WRITTEN TASK →
Copy exactly the lines from the "Output a JSON" line to the end, both included, and nothing else.

SUPPLIED MATERIAL →
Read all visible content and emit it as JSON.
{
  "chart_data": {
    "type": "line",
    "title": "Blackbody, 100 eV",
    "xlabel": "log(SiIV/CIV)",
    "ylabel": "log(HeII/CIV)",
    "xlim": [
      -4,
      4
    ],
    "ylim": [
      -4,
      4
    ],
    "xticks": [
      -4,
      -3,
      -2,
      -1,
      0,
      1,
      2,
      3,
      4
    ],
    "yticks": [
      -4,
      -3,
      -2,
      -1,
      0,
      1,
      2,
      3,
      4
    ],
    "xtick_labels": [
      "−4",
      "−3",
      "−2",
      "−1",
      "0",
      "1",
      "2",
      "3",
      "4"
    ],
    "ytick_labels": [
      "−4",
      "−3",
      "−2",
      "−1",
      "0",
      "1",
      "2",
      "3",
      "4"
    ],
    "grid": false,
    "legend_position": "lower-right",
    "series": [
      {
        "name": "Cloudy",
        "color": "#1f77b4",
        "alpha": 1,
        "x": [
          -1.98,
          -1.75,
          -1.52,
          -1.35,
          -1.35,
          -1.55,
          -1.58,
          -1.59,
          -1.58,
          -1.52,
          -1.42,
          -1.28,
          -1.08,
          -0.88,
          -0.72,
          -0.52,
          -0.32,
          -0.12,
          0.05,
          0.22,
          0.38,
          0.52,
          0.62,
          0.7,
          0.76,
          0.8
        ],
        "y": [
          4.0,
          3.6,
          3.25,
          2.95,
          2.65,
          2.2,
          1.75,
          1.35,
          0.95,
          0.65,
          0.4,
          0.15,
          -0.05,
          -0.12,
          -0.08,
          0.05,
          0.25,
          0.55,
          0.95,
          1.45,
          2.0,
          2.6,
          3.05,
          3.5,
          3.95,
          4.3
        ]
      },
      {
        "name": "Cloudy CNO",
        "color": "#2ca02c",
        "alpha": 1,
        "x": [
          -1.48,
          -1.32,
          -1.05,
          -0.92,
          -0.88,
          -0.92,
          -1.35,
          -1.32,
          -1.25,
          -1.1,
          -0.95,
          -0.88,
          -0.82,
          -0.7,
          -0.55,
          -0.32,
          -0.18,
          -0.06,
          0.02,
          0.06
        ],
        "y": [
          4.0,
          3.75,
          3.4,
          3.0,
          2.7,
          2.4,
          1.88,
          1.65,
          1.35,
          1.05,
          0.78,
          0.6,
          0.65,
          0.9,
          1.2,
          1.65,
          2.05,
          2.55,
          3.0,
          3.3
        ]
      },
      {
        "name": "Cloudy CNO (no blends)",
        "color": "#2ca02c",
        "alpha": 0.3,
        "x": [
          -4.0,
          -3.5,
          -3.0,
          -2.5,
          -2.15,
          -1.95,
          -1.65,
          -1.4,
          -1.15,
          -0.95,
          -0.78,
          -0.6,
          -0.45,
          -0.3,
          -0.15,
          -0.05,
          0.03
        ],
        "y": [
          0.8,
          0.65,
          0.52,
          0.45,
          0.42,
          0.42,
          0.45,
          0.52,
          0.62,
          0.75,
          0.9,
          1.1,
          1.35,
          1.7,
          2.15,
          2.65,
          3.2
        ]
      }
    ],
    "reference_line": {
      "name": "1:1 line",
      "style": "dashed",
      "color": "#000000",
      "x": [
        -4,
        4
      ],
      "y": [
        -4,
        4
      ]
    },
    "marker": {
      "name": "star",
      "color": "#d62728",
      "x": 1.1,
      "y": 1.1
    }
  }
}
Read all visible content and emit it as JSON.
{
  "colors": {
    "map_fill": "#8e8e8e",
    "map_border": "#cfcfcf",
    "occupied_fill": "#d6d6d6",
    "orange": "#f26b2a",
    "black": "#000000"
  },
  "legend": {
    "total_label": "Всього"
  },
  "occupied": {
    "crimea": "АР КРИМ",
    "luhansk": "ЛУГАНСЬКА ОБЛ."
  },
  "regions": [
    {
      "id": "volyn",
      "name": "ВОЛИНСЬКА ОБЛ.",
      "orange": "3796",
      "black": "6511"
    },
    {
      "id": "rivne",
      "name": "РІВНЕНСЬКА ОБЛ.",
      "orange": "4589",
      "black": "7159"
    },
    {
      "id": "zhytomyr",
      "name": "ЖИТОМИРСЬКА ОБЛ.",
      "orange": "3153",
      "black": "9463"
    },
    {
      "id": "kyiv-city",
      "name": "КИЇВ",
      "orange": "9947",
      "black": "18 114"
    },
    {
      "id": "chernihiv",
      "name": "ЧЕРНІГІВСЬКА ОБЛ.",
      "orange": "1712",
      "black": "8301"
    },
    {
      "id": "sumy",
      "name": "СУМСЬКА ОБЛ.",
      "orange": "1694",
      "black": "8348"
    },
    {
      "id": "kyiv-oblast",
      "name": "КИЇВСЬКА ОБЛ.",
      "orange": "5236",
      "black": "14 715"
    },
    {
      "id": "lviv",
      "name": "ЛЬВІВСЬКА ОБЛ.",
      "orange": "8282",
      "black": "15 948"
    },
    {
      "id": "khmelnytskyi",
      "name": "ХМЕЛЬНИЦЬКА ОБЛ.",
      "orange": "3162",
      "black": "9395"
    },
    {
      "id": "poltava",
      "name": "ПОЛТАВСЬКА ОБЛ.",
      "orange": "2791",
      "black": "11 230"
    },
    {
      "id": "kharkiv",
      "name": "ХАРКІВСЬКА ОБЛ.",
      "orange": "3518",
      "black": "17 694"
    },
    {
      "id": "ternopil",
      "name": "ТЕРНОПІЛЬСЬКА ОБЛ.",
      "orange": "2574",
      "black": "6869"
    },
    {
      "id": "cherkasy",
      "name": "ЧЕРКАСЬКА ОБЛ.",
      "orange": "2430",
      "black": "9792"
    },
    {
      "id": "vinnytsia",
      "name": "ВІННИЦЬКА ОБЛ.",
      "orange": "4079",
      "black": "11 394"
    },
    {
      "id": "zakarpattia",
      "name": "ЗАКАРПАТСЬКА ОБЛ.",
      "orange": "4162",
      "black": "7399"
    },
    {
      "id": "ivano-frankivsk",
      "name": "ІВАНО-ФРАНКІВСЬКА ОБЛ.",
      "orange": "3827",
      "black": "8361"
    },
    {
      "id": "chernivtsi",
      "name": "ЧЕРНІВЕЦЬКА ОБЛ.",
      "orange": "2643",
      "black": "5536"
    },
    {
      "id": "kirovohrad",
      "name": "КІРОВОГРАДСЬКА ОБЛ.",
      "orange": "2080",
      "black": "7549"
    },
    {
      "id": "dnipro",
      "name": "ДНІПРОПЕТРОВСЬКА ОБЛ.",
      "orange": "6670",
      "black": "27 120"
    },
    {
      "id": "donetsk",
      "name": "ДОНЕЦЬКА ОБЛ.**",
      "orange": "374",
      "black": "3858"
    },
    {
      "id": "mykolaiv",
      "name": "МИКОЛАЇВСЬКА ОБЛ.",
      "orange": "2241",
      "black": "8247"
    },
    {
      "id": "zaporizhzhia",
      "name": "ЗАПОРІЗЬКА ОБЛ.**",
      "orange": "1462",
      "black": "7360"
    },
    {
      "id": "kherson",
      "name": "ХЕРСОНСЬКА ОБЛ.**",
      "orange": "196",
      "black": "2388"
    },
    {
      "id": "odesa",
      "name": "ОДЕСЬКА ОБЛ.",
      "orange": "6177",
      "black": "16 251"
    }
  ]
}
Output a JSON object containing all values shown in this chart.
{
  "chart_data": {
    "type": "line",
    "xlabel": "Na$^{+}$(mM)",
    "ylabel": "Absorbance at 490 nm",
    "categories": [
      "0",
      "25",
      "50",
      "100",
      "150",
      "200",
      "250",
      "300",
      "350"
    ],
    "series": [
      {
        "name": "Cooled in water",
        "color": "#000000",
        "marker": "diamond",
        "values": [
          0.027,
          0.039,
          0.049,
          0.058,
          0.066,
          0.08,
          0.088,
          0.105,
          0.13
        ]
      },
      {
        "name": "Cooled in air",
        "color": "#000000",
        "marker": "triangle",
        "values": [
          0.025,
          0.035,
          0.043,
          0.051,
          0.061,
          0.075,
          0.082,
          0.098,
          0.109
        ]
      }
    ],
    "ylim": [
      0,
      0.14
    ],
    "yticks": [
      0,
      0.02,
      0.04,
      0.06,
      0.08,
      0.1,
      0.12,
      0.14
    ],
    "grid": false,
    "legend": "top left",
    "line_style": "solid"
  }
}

TASK ANSWER →
Output a JSON object containing all values shown in this chart.
{
  "chart_data": {
    "type": "line",
    "xlabel": "Na$^{+}$(mM)",
    "ylabel": "Absorbance at 490 nm",
    "categories": [
      "0",
      "25",
      "50",
      "100",
      "150",
      "200",
      "250",
      "300",
      "350"
    ],
    "series": [
      {
        "name": "Cooled in water",
        "color": "#000000",
        "marker": "diamond",
        "values": [
          0.027,
          0.039,
          0.049,
          0.058,
          0.066,
          0.08,
          0.088,
          0.105,
          0.13
        ]
      },
      {
        "name": "Cooled in air",
        "color": "#000000",
        "marker": "triangle",
        "values": [
          0.025,
          0.035,
          0.043,
          0.051,
          0.061,
          0.075,
          0.082,
          0.098,
          0.109
        ]
      }
    ],
    "ylim": [
      0,
      0.14
    ],
    "yticks": [
      0,
      0.02,
      0.04,
      0.06,
      0.08,
      0.1,
      0.12,
      0.14
    ],
    "grid": false,
    "legend": "top left",
    "line_style": "solid"
  }
}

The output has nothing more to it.